Input material.

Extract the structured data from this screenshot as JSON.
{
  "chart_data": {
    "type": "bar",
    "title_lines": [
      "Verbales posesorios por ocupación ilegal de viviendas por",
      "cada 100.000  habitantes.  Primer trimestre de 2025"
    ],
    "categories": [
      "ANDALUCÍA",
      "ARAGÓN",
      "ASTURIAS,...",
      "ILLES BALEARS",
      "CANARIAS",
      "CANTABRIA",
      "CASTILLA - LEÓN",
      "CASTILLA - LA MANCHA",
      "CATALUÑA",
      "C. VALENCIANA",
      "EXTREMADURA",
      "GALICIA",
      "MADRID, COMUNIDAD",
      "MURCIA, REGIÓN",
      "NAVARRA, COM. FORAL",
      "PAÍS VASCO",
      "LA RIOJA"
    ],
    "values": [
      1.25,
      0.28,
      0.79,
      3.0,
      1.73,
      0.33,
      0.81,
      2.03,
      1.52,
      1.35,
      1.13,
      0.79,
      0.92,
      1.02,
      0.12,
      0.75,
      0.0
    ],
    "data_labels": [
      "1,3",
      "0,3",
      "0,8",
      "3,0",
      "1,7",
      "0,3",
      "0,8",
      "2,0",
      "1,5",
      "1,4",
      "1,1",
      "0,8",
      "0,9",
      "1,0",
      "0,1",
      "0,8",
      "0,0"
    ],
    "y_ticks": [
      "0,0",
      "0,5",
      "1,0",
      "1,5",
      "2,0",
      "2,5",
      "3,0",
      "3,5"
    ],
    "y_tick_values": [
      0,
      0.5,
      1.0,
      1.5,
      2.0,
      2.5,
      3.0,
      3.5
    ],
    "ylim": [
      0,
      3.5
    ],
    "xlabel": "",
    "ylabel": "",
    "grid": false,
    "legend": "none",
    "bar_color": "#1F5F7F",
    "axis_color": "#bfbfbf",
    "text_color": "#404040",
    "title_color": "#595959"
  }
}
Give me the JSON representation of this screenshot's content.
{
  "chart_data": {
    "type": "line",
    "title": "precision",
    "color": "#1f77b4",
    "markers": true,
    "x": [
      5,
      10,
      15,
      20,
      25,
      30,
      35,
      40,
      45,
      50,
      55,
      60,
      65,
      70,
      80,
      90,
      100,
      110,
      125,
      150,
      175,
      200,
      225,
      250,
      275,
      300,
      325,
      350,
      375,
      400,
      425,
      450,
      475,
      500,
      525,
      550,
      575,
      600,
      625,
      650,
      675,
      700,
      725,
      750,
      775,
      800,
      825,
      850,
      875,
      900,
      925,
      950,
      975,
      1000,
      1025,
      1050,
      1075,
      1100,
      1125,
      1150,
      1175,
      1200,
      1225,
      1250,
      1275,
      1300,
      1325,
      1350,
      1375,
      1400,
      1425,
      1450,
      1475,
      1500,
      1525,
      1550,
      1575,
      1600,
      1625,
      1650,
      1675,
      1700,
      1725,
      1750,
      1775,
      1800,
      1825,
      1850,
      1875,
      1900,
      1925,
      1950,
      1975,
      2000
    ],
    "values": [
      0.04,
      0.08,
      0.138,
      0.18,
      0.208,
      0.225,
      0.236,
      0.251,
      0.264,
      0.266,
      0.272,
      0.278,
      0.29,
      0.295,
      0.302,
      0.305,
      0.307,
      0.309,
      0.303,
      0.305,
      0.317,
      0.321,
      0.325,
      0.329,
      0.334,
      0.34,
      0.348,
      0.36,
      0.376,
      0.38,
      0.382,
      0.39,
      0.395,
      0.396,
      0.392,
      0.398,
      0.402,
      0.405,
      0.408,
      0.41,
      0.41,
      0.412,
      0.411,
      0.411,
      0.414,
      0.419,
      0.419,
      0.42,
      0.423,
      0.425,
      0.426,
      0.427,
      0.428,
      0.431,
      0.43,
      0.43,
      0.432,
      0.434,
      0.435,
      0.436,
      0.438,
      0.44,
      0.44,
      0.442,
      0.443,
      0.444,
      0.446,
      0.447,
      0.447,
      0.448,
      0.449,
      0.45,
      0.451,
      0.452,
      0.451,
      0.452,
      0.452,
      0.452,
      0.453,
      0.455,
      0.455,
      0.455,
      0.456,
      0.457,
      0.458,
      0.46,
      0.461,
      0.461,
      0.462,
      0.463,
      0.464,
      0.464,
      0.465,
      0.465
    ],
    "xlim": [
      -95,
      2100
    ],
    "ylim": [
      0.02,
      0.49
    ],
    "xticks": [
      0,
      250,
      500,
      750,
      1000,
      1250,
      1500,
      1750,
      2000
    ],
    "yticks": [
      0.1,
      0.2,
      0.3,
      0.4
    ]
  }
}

Directive. Please restate the whole listing word for word.

Result.
Extract the structured data from this screenshot as JSON.
{
  "chart_data": {
    "type": "bar",
    "title_lines": [
      "Verbales posesorios por ocupación ilegal de viviendas por",
      "cada 100.000  habitantes.  Primer trimestre de 2025"
    ],
    "categories": [
      "ANDALUCÍA",
      "ARAGÓN",
      "ASTURIAS,...",
      "ILLES BALEARS",
      "CANARIAS",
      "CANTABRIA",
      "CASTILLA - LEÓN",
      "CASTILLA - LA MANCHA",
      "CATALUÑA",
      "C. VALENCIANA",
      "EXTREMADURA",
      "GALICIA",
      "MADRID, COMUNIDAD",
      "MURCIA, REGIÓN",
      "NAVARRA, COM. FORAL",
      "PAÍS VASCO",
      "LA RIOJA"
    ],
    "values": [
      1.25,
      0.28,
      0.79,
      3.0,
      1.73,
      0.33,
      0.81,
      2.03,
      1.52,
      1.35,
      1.13,
      0.79,
      0.92,
      1.02,
      0.12,
      0.75,
      0.0
    ],
    "data_labels": [
      "1,3",
      "0,3",
      "0,8",
      "3,0",
      "1,7",
      "0,3",
      "0,8",
      "2,0",
      "1,5",
      "1,4",
      "1,1",
      "0,8",
      "0,9",
      "1,0",
      "0,1",
      "0,8",
      "0,0"
    ],
    "y_ticks": [
      "0,0",
      "0,5",
      "1,0",
      "1,5",
      "2,0",
      "2,5",
      "3,0",
      "3,5"
    ],
    "y_tick_values": [
      0,
      0.5,
      1.0,
      1.5,
      2.0,
      2.5,
      3.0,
      3.5
    ],
    "ylim": [
      0,
      3.5
    ],
    "xlabel": "",
    "ylabel": "",
    "grid": false,
    "legend": "none",
    "bar_color": "#1F5F7F",
    "axis_color": "#bfbfbf",
    "text_color": "#404040",
    "title_color": "#595959"
  }
}
Give me the JSON representation of this screenshot's content.
{
  "chart_data": {
    "type": "line",
    "title": "precision",
    "color": "#1f77b4",
    "markers": true,
    "x": [
      5,
      10,
      15,
      20,
      25,
      30,
      35,
      40,
      45,
      50,
      55,
      60,
      65,
      70,
      80,
      90,
      100,
      110,
      125,
      150,
      175,
      200,
      225,
      250,
      275,
      300,
      325,
      350,
      375,
      400,
      425,
      450,
      475,
      500,
      525,
      550,
      575,
      600,
      625,
      650,
      675,
      700,
      725,
      750,
      775,
      800,
      825,
      850,
      875,
      900,
      925,
      950,
      975,
      1000,
      1025,
      1050,
      1075,
      1100,
      1125,
      1150,
      1175,
      1200,
      1225,
      1250,
      1275,
      1300,
      1325,
      1350,
      1375,
      1400,
      1425,
      1450,
      1475,
      1500,
      1525,
      1550,
      1575,
      1600,
      1625,
      1650,
      1675,
      1700,
      1725,
      1750,
      1775,
      1800,
      1825,
      1850,
      1875,
      1900,
      1925,
      1950,
      1975,
      2000
    ],
    "values": [
      0.04,
      0.08,
      0.138,
      0.18,
      0.208,
      0.225,
      0.236,
      0.251,
      0.264,
      0.266,
      0.272,
      0.278,
      0.29,
      0.295,
      0.302,
      0.305,
      0.307,
      0.309,
      0.303,
      0.305,
      0.317,
      0.321,
      0.325,
      0.329,
      0.334,
      0.34,
      0.348,
      0.36,
      0.376,
      0.38,
      0.382,
      0.39,
      0.395,
      0.396,
      0.392,
      0.398,
      0.402,
      0.405,
      0.408,
      0.41,
      0.41,
      0.412,
      0.411,
      0.411,
      0.414,
      0.419,
      0.419,
      0.42,
      0.423,
      0.425,
      0.426,
      0.427,
      0.428,
      0.431,
      0.43,
      0.43,
      0.432,
      0.434,
      0.435,
      0.436,
      0.438,
      0.44,
      0.44,
      0.442,
      0.443,
      0.444,
      0.446,
      0.447,
      0.447,
      0.448,
      0.449,
      0.45,
      0.451,
      0.452,
      0.451,
      0.452,
      0.452,
      0.452,
      0.453,
      0.455,
      0.455,
      0.455,
      0.456,
      0.457,
      0.458,
      0.46,
      0.461,
      0.461,
      0.462,
      0.463,
      0.464,
      0.464,
      0.465,
      0.465
    ],
    "xlim": [
      -95,
      2100
    ],
    "ylim": [
      0.02,
      0.49
    ],
    "xticks": [
      0,
      250,
      500,
      750,
      1000,
      1250,
      1500,
      1750,
      2000
    ],
    "yticks": [
      0.1,
      0.2,
      0.3,
      0.4
    ]
  }
}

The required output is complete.